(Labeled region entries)
------------
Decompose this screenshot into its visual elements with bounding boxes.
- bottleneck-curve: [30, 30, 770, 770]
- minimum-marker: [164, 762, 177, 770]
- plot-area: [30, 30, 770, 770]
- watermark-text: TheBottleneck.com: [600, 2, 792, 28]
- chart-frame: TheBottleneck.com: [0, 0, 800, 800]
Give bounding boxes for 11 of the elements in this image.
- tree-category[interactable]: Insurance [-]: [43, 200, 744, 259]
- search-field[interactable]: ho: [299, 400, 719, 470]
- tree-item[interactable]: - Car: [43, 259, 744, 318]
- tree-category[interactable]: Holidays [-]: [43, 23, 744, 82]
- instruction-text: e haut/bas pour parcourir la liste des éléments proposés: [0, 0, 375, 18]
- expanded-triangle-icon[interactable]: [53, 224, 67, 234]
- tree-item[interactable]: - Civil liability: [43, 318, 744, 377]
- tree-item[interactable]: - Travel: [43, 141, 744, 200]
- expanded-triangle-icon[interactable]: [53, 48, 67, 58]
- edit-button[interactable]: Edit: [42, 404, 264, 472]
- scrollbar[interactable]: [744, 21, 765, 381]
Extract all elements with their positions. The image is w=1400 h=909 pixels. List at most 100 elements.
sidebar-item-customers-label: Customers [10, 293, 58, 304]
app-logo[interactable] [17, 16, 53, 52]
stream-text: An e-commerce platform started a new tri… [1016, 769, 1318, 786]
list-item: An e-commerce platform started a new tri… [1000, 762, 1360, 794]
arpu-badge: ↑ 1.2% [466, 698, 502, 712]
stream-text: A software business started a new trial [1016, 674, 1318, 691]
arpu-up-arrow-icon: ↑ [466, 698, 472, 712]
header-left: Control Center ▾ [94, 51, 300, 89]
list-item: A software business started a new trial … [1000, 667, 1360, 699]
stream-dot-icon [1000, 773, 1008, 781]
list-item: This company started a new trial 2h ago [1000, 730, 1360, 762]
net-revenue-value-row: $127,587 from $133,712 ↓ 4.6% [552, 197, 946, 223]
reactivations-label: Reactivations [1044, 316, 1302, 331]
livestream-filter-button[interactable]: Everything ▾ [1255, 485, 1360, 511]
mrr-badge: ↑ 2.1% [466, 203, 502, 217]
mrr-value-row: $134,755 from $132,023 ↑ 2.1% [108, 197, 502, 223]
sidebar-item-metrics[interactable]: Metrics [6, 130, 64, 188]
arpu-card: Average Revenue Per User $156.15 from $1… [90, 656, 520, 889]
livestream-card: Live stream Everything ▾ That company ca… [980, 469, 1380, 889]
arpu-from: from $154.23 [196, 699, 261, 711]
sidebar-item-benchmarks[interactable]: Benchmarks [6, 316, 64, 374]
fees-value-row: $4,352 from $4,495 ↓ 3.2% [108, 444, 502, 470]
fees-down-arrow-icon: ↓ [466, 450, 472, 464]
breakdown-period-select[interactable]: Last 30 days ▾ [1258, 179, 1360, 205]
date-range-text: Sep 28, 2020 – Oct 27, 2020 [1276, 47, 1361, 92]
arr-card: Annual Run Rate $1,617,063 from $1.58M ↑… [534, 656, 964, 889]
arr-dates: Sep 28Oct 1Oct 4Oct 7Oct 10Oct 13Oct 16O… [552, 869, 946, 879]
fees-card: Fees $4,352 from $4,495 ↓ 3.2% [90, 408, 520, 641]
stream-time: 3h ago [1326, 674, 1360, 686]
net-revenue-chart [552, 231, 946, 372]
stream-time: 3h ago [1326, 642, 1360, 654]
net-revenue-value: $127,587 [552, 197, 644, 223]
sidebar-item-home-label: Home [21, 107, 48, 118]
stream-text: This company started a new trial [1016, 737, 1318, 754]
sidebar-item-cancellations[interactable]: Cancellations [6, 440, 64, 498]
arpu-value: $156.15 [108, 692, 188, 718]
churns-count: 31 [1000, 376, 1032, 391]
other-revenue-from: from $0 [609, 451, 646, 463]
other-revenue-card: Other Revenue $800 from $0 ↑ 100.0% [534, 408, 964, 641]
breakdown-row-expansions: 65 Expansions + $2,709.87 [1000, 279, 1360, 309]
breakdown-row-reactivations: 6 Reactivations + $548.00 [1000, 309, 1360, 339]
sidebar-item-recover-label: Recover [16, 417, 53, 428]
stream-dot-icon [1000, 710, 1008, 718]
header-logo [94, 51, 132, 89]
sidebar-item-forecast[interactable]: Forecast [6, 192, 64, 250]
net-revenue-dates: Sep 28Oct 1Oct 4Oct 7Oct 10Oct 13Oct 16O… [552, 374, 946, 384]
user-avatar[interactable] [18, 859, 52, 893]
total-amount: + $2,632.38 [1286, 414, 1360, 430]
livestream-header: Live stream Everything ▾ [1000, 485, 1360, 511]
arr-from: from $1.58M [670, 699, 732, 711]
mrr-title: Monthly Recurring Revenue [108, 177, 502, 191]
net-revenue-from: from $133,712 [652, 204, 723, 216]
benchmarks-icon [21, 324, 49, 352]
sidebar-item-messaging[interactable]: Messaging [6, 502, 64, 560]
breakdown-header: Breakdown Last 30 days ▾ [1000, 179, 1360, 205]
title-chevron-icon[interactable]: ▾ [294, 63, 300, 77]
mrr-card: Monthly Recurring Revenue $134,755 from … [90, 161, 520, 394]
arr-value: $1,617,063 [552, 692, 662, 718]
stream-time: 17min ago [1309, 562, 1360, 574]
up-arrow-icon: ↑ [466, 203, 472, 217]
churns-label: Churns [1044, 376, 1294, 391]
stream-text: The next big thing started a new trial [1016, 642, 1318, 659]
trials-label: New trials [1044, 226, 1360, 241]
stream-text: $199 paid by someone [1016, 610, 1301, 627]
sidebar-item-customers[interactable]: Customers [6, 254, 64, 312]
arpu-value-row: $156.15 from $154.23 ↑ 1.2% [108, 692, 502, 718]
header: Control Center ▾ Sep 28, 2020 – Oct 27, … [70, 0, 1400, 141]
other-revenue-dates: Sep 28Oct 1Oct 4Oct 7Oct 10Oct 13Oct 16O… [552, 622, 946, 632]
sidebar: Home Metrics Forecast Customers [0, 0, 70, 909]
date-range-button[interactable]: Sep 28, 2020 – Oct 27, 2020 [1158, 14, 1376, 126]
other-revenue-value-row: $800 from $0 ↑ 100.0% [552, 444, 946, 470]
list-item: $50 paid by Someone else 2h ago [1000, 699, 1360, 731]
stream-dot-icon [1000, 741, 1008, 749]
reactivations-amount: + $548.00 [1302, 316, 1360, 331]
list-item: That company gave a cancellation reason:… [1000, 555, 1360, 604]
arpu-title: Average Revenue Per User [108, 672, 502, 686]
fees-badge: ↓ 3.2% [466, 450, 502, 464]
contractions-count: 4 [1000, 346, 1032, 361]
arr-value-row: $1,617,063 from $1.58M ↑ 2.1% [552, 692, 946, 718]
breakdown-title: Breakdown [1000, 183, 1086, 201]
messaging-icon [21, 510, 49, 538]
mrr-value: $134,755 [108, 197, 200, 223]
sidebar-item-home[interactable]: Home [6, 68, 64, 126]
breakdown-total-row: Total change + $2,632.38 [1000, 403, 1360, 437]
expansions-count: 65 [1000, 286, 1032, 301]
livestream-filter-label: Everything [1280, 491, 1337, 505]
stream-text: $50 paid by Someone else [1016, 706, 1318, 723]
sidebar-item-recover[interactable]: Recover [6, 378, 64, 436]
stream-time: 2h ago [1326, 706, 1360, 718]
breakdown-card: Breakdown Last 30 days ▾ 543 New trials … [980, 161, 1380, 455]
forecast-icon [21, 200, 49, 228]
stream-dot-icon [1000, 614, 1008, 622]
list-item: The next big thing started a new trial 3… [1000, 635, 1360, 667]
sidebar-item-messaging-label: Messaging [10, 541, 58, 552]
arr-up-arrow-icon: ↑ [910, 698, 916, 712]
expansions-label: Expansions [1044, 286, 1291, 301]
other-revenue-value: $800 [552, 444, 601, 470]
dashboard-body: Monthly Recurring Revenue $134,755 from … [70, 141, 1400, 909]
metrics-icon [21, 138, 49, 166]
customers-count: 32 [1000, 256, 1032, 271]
------------
== WRITTEN TASK ==
Extract the rows word for word, beginning with the first row and stopping after the row that contains "mrr-badge: ↑ 2.1% [466, 203, 502, 217]". Include both of those rows.

== RESULT OF THIS EXERCISE ==
Decompose this screenshot into its visual elements with bounding boxes.
- bottleneck-curve: [30, 30, 770, 770]
- minimum-marker: [164, 762, 177, 770]
- plot-area: [30, 30, 770, 770]
- watermark-text: TheBottleneck.com: [600, 2, 792, 28]
- chart-frame: TheBottleneck.com: [0, 0, 800, 800]
Give bounding boxes for 11 of the elements in this image.
- tree-category[interactable]: Insurance [-]: [43, 200, 744, 259]
- search-field[interactable]: ho: [299, 400, 719, 470]
- tree-item[interactable]: - Car: [43, 259, 744, 318]
- tree-category[interactable]: Holidays [-]: [43, 23, 744, 82]
- instruction-text: e haut/bas pour parcourir la liste des éléments proposés: [0, 0, 375, 18]
- expanded-triangle-icon[interactable]: [53, 224, 67, 234]
- tree-item[interactable]: - Civil liability: [43, 318, 744, 377]
- tree-item[interactable]: - Travel: [43, 141, 744, 200]
- expanded-triangle-icon[interactable]: [53, 48, 67, 58]
- edit-button[interactable]: Edit: [42, 404, 264, 472]
- scrollbar[interactable]: [744, 21, 765, 381]
Extract all elements with their positions. The image is w=1400 h=909 pixels. List at most 100 elements.
sidebar-item-customers-label: Customers [10, 293, 58, 304]
app-logo[interactable] [17, 16, 53, 52]
stream-text: An e-commerce platform started a new tri… [1016, 769, 1318, 786]
list-item: An e-commerce platform started a new tri… [1000, 762, 1360, 794]
arpu-badge: ↑ 1.2% [466, 698, 502, 712]
stream-text: A software business started a new trial [1016, 674, 1318, 691]
arpu-up-arrow-icon: ↑ [466, 698, 472, 712]
header-left: Control Center ▾ [94, 51, 300, 89]
list-item: A software business started a new trial … [1000, 667, 1360, 699]
stream-dot-icon [1000, 773, 1008, 781]
list-item: This company started a new trial 2h ago [1000, 730, 1360, 762]
net-revenue-value-row: $127,587 from $133,712 ↓ 4.6% [552, 197, 946, 223]
reactivations-label: Reactivations [1044, 316, 1302, 331]
livestream-filter-button[interactable]: Everything ▾ [1255, 485, 1360, 511]
mrr-badge: ↑ 2.1% [466, 203, 502, 217]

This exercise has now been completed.